**Provided records**
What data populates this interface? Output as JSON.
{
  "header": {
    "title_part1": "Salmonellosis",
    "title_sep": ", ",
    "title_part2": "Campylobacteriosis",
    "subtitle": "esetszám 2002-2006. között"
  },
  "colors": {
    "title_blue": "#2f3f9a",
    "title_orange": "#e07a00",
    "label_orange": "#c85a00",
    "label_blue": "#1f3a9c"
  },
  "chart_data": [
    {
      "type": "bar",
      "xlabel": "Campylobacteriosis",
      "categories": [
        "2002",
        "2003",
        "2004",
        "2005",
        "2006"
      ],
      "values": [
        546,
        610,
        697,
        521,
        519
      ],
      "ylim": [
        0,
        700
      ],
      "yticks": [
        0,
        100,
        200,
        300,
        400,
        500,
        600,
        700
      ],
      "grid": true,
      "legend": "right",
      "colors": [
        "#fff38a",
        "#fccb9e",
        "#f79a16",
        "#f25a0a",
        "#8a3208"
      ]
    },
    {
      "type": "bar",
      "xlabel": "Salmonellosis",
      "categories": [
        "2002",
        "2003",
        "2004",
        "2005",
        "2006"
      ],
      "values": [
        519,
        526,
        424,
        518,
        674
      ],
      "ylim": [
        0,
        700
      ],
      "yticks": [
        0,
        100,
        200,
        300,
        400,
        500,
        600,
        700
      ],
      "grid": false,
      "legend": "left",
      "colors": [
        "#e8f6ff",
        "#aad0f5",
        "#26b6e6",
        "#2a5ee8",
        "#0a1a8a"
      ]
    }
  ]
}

==

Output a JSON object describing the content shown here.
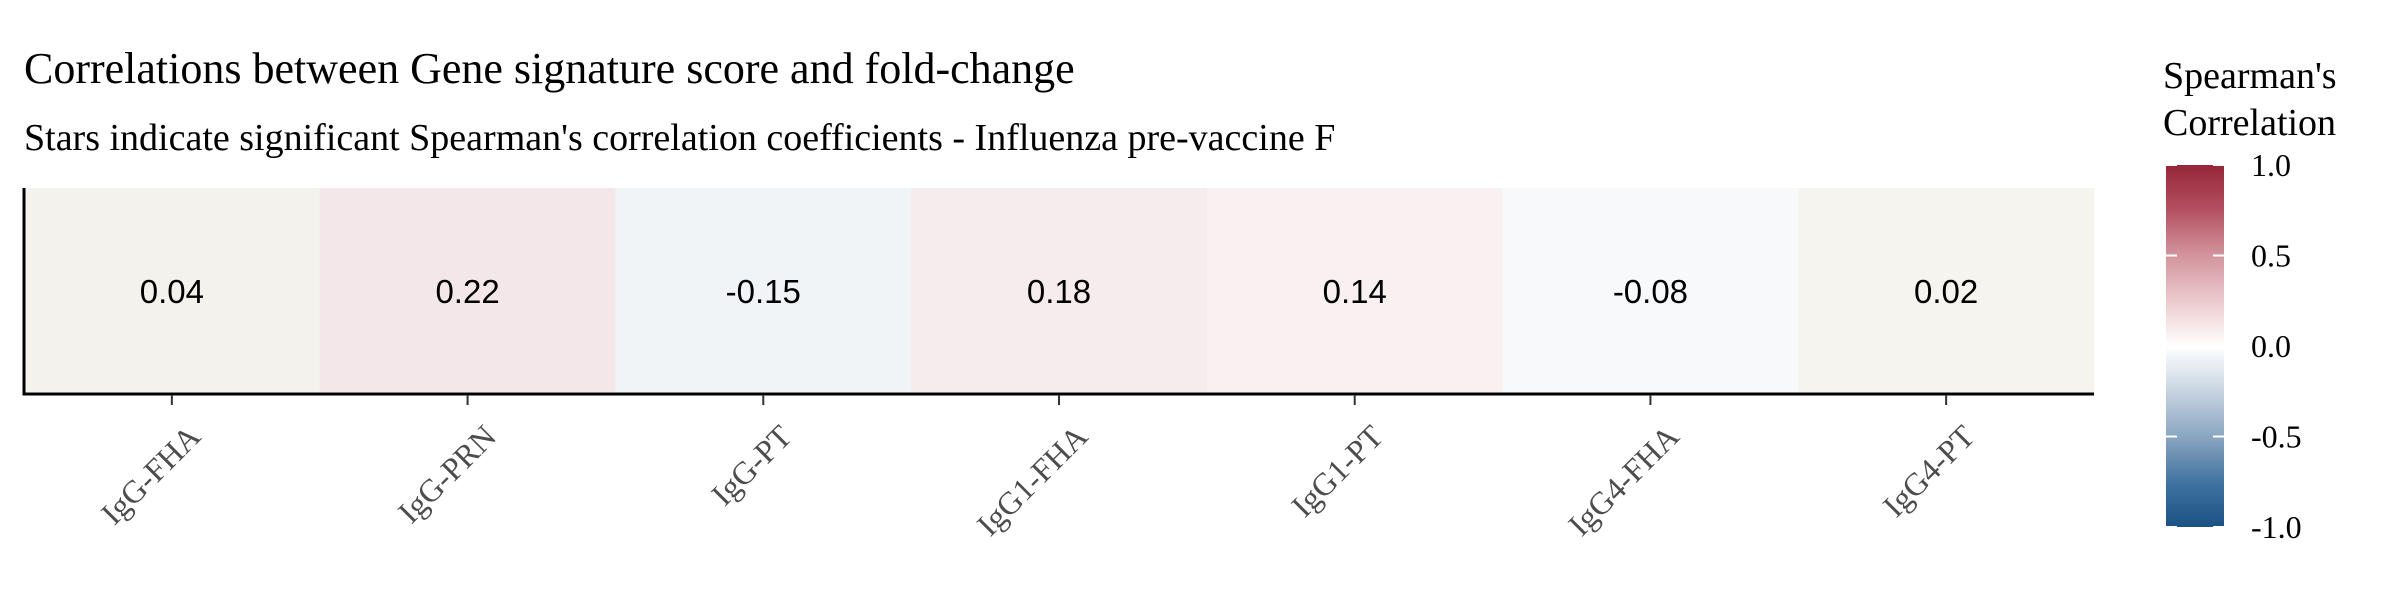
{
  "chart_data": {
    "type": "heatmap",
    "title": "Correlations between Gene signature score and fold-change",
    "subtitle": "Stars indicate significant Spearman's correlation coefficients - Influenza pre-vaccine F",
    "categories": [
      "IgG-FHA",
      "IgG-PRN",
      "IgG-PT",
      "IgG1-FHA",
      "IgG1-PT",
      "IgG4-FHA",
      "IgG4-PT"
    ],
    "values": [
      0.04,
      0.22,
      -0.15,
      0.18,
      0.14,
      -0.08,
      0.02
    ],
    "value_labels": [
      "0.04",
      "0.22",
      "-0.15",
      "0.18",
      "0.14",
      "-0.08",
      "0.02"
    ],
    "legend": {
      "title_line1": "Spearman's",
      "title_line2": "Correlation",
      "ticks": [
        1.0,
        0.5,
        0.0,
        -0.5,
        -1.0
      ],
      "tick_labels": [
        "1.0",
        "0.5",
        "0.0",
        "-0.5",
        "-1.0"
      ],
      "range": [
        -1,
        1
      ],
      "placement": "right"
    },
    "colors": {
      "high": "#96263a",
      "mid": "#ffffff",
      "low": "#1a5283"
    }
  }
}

==

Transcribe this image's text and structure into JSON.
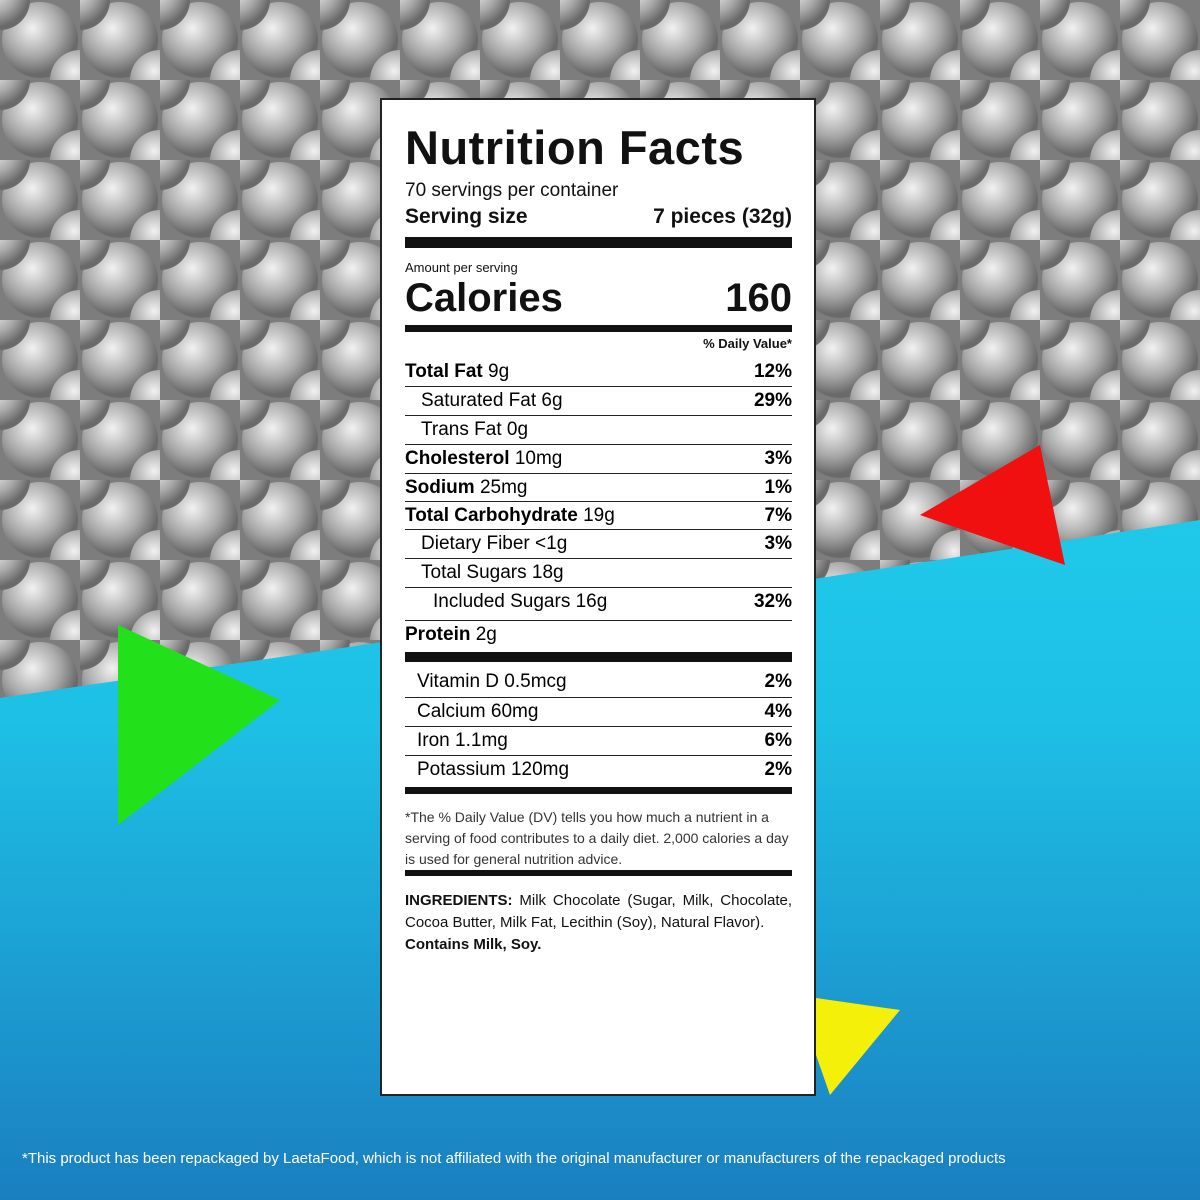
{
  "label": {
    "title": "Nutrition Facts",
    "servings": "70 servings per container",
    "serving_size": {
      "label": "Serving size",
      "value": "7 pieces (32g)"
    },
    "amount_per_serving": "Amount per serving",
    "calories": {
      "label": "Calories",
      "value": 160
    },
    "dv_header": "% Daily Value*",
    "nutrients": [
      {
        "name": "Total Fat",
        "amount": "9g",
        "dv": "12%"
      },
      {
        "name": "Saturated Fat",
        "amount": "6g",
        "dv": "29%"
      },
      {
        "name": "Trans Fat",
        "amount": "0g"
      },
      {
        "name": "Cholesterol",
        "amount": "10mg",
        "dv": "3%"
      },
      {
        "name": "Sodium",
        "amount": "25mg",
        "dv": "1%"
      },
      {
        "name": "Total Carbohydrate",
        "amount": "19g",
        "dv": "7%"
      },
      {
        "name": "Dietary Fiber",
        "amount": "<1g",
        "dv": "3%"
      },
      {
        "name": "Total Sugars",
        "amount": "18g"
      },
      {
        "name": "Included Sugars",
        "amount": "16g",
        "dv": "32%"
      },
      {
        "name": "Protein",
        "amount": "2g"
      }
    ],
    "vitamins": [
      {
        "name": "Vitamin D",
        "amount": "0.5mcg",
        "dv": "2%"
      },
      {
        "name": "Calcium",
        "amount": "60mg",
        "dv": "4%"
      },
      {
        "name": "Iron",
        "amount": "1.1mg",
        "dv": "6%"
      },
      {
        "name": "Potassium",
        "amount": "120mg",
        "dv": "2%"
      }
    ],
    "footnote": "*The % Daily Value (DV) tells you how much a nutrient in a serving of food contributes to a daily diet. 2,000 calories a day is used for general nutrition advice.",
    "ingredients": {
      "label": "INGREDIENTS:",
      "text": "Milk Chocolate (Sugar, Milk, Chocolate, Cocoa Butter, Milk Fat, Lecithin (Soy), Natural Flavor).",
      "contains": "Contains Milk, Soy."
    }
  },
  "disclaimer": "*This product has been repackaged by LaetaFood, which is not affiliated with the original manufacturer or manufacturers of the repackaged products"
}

**What is being asked**
In the listing above, find each line containing "Campylobacteriosis" and copy it.

**Exercise answer**
    "title_part2": "Campylobacteriosis",
      "xlabel": "Campylobacteriosis",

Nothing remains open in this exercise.